**SET PROBLEM:**
Output word for word the lines from the one with "Type out the text in this image." to the final line of the data, both ends included, but skip the pictures.

**RECORDS FOR THIS TASK:**
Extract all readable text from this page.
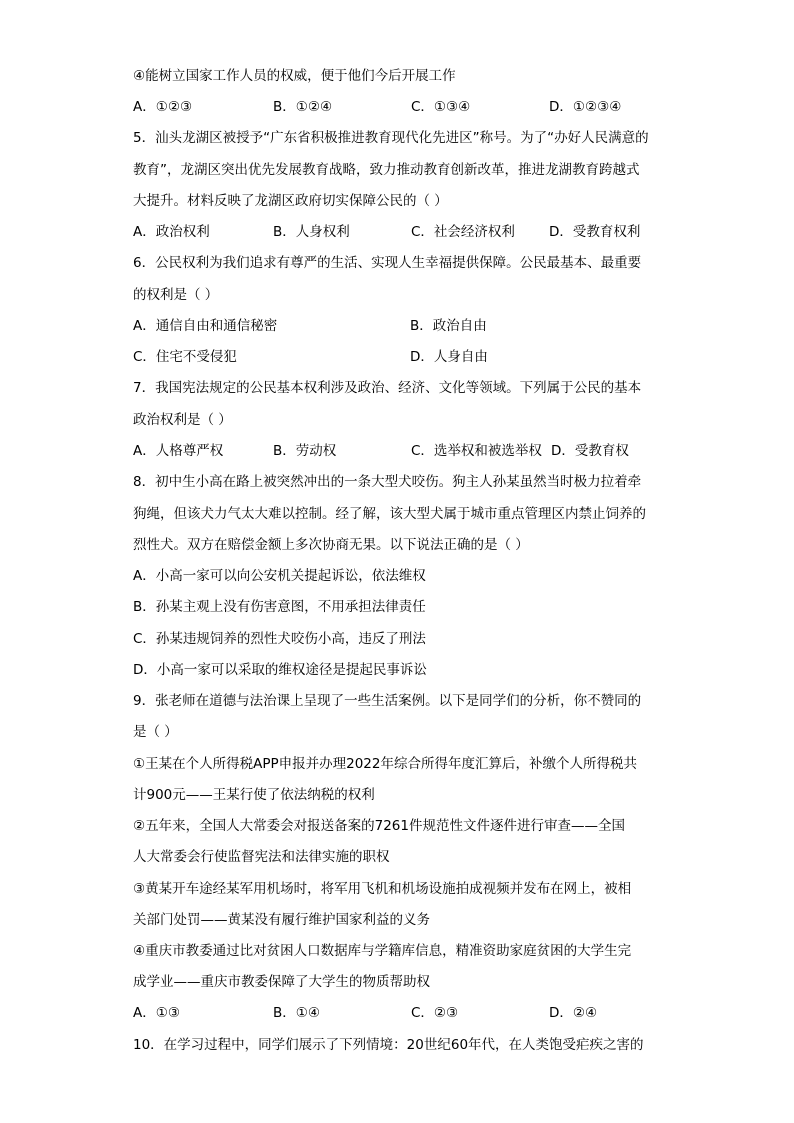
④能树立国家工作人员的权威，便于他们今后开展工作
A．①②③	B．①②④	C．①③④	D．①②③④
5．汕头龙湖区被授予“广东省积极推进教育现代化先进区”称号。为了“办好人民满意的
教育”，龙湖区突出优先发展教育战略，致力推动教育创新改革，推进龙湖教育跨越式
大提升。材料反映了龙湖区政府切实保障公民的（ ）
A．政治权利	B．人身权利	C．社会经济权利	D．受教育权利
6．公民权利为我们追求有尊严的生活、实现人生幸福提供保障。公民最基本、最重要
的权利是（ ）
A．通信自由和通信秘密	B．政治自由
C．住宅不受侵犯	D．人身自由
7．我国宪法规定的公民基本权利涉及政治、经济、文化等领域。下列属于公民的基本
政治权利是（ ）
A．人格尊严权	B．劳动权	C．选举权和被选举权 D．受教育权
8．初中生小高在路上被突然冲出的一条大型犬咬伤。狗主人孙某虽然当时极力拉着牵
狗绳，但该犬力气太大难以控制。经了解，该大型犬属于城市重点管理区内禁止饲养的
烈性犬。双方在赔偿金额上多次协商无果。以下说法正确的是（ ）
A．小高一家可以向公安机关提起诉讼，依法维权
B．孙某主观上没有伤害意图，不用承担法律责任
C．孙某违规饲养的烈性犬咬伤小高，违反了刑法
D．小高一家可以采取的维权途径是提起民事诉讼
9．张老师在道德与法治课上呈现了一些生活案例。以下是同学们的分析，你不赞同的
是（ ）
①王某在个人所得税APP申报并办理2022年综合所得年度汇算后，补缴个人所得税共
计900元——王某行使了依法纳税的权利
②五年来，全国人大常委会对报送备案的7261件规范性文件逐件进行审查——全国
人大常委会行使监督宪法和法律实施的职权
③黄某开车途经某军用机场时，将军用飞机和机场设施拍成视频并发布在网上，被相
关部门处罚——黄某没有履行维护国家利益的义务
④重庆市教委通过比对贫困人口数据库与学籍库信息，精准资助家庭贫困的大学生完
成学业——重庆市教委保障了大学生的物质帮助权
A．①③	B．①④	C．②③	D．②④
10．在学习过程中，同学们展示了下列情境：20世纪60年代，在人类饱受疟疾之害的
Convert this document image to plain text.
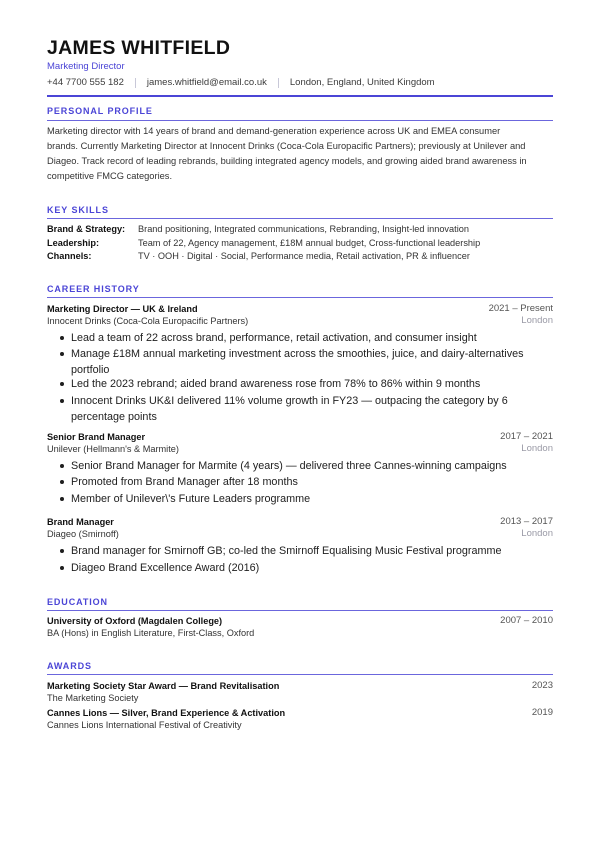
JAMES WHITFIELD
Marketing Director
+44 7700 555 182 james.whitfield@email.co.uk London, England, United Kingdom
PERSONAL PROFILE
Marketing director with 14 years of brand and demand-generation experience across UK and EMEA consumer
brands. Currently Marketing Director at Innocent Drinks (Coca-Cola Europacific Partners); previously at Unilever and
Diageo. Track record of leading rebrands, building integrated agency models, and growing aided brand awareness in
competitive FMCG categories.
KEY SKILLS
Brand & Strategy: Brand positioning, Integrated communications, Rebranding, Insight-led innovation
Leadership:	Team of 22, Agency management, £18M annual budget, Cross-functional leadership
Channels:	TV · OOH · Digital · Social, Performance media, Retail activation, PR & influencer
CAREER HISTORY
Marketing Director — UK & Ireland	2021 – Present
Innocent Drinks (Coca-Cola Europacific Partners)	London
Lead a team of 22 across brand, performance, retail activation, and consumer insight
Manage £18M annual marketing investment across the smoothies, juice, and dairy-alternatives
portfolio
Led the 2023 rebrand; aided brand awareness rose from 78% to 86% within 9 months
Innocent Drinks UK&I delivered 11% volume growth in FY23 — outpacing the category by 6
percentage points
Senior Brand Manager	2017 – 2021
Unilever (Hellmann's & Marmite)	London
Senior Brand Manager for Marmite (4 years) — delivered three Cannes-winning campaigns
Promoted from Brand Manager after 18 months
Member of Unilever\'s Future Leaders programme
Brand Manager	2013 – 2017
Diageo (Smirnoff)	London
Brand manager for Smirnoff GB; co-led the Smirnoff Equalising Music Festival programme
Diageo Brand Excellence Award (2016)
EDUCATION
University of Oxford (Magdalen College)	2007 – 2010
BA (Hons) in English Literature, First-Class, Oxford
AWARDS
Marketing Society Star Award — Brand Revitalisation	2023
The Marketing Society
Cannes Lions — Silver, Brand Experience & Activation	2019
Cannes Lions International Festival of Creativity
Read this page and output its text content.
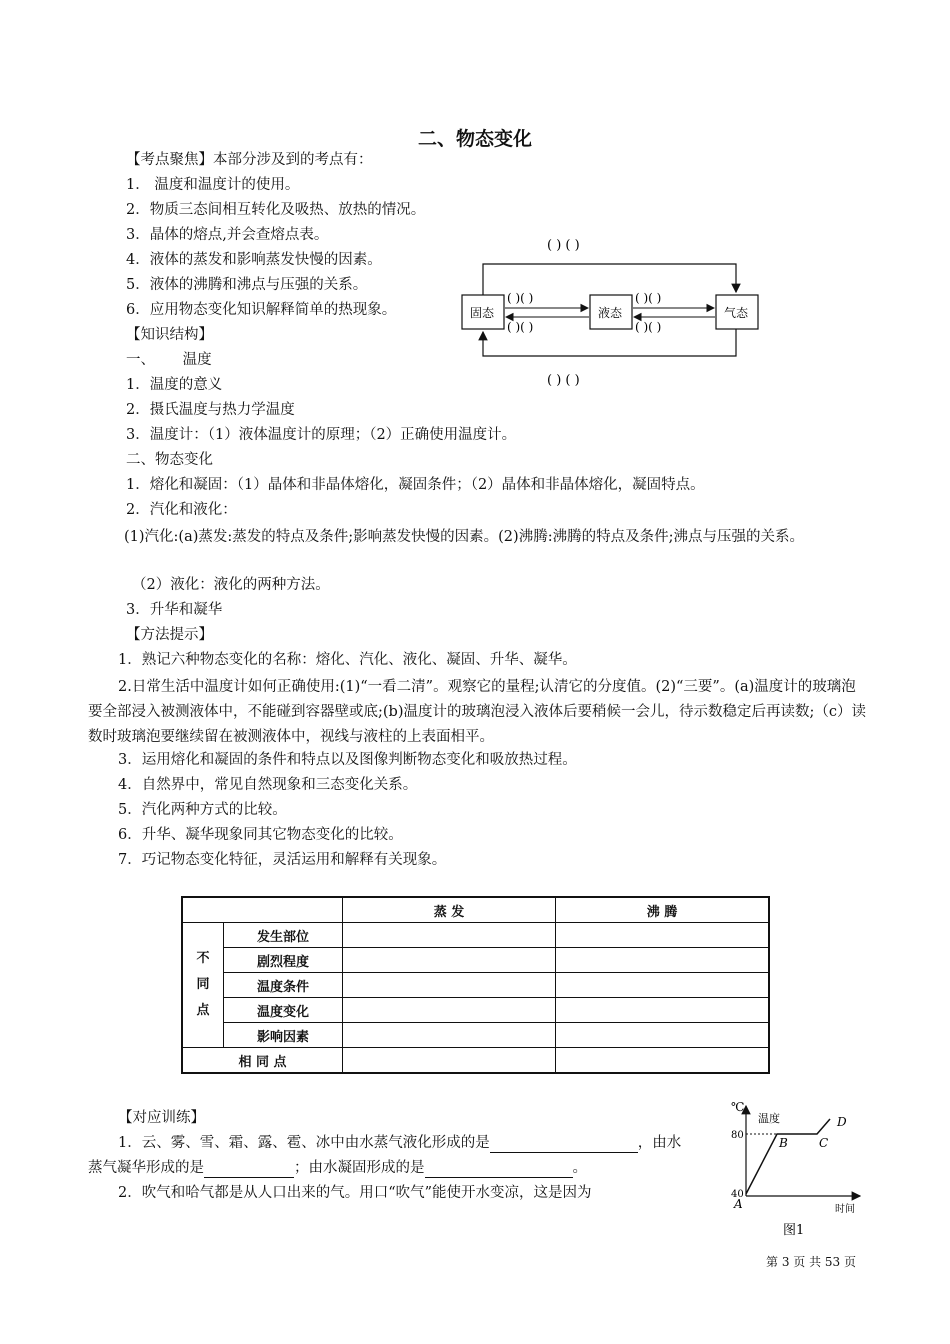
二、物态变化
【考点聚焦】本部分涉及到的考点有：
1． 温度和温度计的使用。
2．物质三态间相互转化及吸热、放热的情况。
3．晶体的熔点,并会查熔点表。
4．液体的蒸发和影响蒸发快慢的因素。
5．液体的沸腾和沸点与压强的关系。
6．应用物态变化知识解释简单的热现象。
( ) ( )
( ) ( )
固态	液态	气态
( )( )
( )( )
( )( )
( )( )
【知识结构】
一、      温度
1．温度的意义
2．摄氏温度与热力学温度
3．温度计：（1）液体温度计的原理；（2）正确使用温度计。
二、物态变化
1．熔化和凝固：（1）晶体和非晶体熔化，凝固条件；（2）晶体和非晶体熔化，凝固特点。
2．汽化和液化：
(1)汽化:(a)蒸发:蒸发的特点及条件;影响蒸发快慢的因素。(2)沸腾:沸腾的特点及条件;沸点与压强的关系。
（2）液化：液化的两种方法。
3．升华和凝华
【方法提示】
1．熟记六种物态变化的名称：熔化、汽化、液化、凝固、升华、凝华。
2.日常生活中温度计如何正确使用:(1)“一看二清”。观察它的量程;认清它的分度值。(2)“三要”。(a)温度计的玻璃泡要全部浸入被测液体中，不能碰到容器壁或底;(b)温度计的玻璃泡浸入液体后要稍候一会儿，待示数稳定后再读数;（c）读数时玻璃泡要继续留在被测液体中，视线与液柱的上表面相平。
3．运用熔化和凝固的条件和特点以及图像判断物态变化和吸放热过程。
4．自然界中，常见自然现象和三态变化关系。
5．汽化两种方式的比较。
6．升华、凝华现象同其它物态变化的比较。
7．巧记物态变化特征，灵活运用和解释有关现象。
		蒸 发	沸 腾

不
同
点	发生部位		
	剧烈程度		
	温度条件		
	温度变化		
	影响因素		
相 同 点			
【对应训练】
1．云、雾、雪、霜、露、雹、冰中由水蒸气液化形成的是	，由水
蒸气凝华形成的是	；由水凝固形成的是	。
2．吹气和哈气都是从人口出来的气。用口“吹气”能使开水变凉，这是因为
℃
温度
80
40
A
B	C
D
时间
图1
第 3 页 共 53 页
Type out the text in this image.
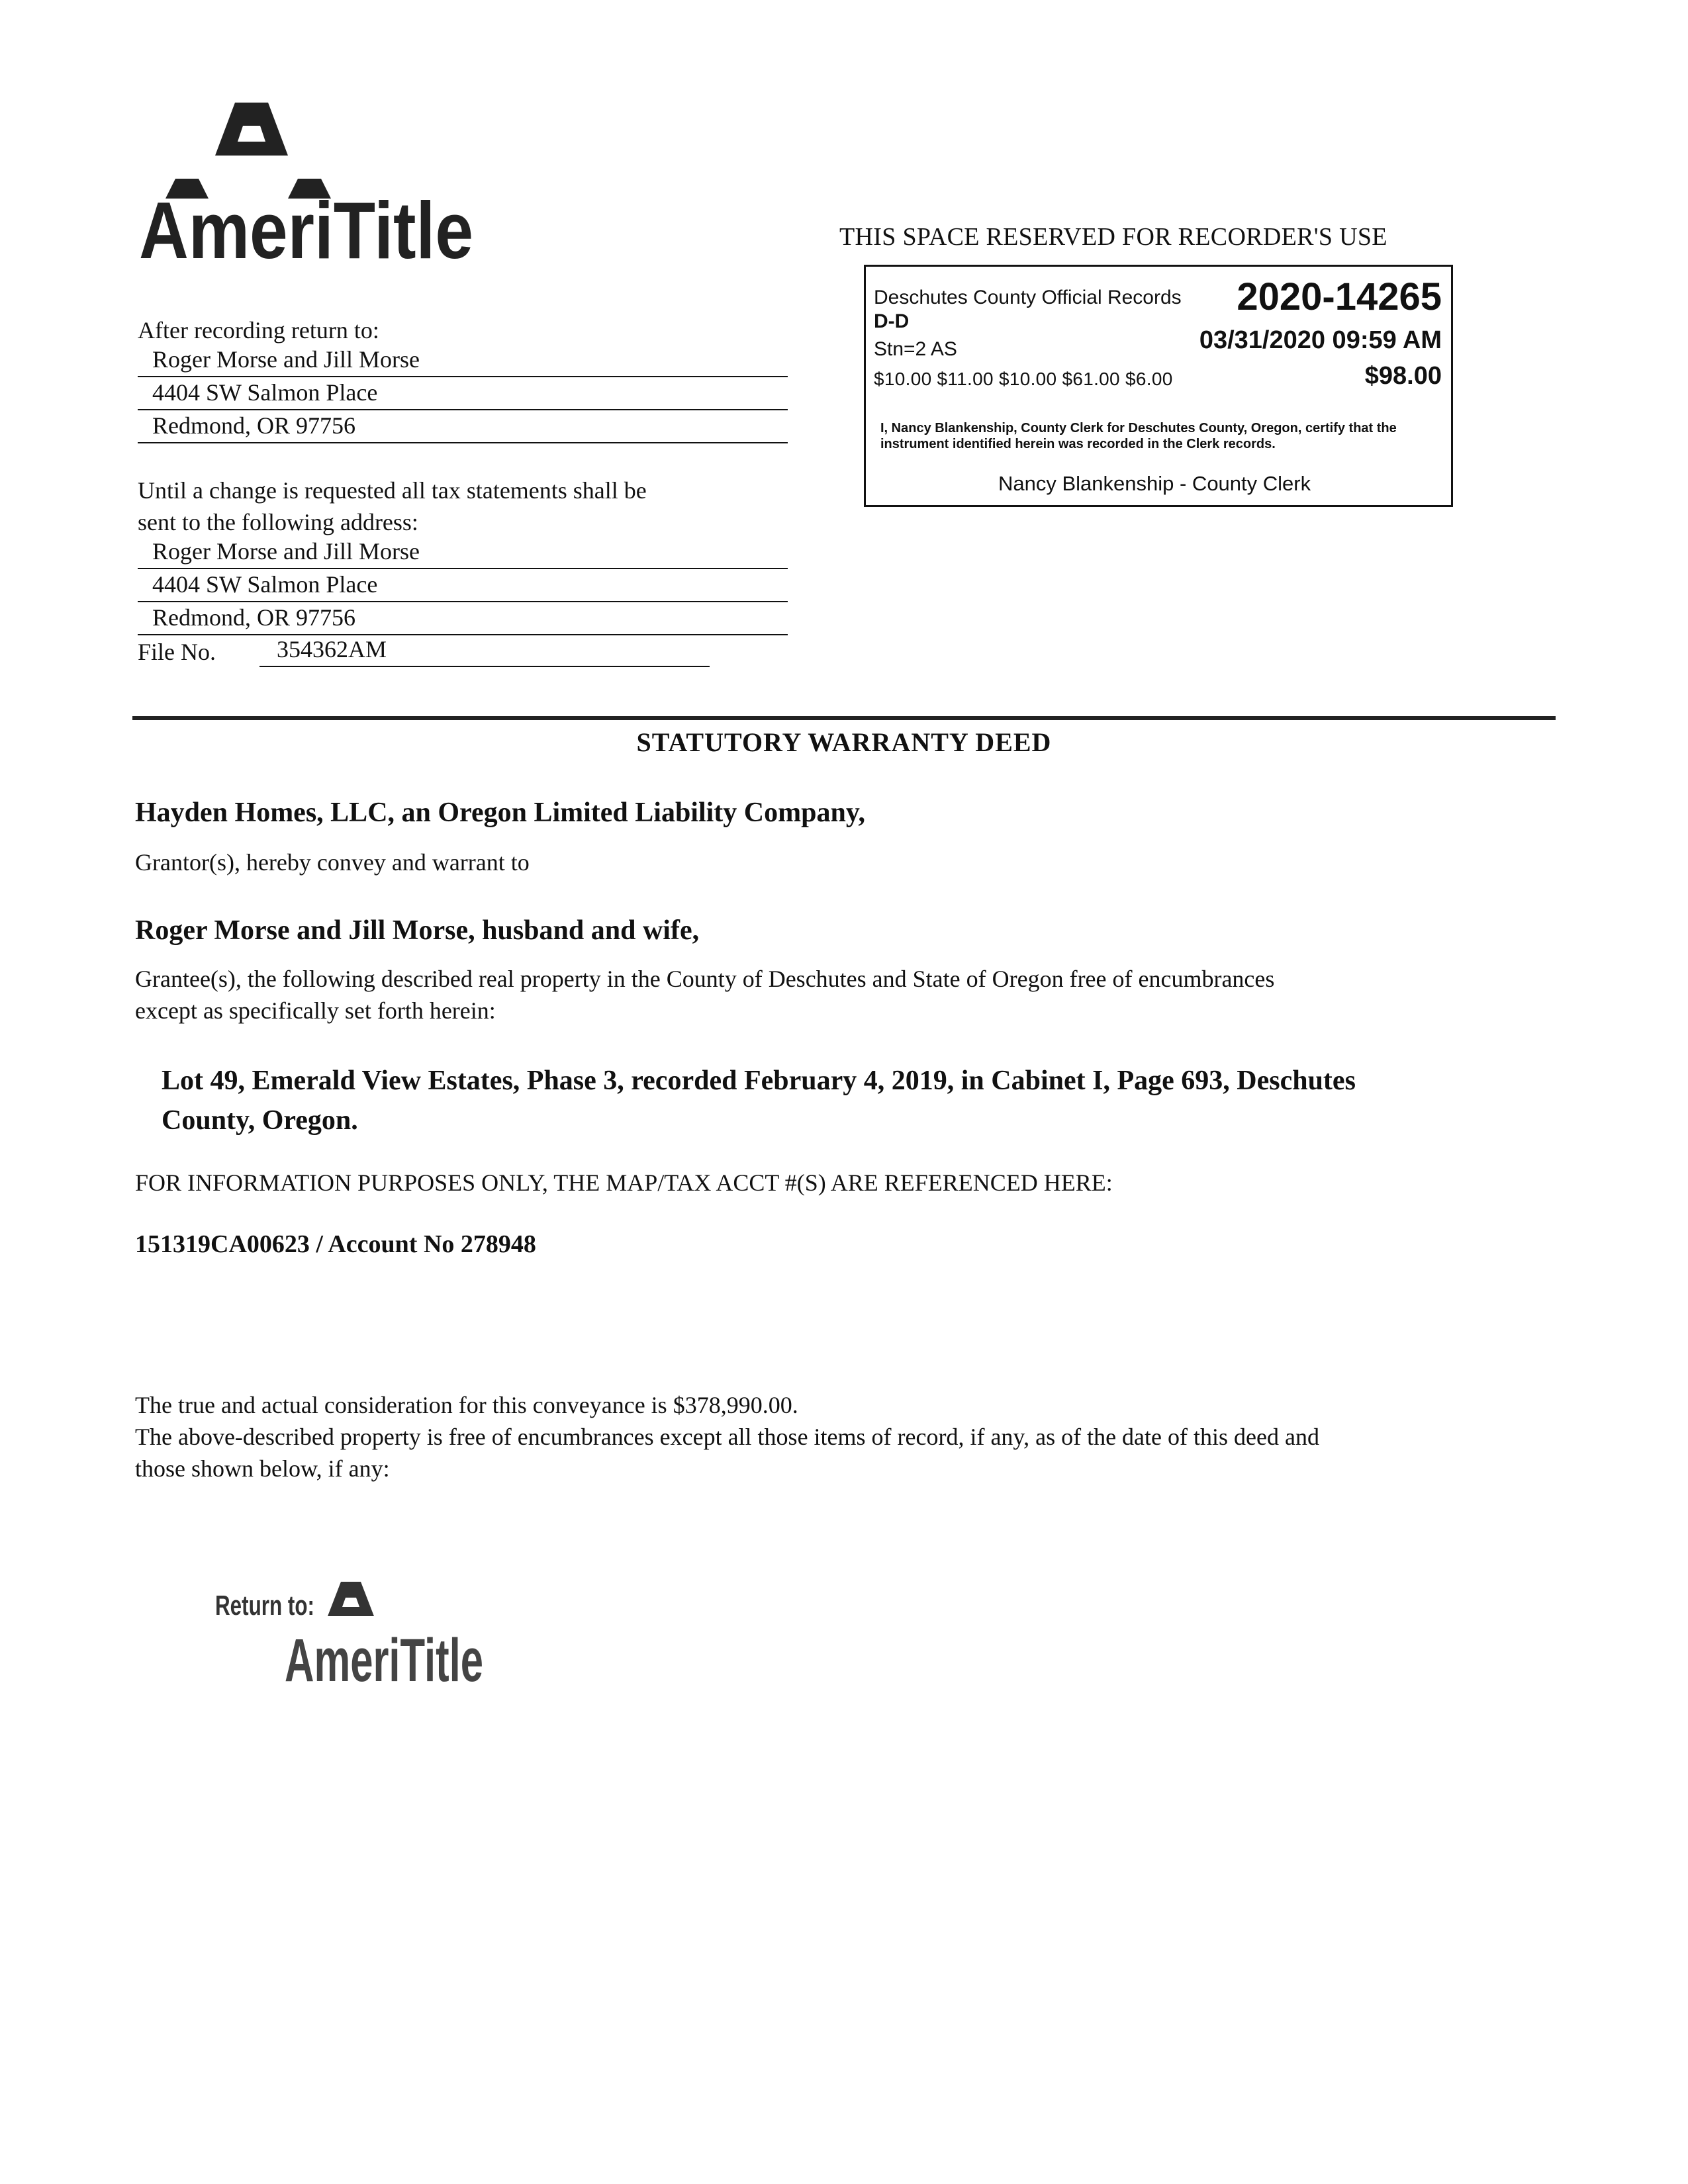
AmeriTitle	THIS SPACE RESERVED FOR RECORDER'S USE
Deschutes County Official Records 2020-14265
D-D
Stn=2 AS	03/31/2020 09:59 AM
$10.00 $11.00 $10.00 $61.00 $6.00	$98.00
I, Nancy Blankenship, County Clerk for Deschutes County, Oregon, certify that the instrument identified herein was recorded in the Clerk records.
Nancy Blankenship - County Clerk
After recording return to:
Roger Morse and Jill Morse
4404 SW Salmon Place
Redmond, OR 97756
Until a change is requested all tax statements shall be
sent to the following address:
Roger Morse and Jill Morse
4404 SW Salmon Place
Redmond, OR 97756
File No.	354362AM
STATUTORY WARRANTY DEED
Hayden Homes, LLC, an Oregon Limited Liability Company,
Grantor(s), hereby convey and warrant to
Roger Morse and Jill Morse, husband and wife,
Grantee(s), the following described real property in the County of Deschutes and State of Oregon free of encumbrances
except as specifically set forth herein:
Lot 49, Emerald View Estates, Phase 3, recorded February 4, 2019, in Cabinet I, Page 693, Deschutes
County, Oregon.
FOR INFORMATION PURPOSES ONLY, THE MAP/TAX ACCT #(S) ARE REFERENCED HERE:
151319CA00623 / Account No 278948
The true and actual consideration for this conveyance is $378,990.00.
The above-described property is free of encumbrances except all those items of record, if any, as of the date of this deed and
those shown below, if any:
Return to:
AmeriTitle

**EXERCISE OUTPUT:**
Type out the text in this image.
AmeriTitle	THIS SPACE RESERVED FOR RECORDER'S USE
Deschutes County Official Records 2020-14265
D-D
Stn=2 AS	03/31/2020 09:59 AM
$10.00 $11.00 $10.00 $61.00 $6.00	$98.00
I, Nancy Blankenship, County Clerk for Deschutes County, Oregon, certify that the instrument identified herein was recorded in the Clerk records.
Nancy Blankenship - County Clerk
After recording return to:
Roger Morse and Jill Morse
4404 SW Salmon Place
Redmond, OR 97756
Until a change is requested all tax statements shall be
sent to the following address:
Roger Morse and Jill Morse
4404 SW Salmon Place
Redmond, OR 97756
File No.	354362AM
STATUTORY WARRANTY DEED
Hayden Homes, LLC, an Oregon Limited Liability Company,
Grantor(s), hereby convey and warrant to
Roger Morse and Jill Morse, husband and wife,
Grantee(s), the following described real property in the County of Deschutes and State of Oregon free of encumbrances
except as specifically set forth herein:
Lot 49, Emerald View Estates, Phase 3, recorded February 4, 2019, in Cabinet I, Page 693, Deschutes
County, Oregon.
FOR INFORMATION PURPOSES ONLY, THE MAP/TAX ACCT #(S) ARE REFERENCED HERE:
151319CA00623 / Account No 278948
The true and actual consideration for this conveyance is $378,990.00.
The above-described property is free of encumbrances except all those items of record, if any, as of the date of this deed and
those shown below, if any:
Return to:
AmeriTitle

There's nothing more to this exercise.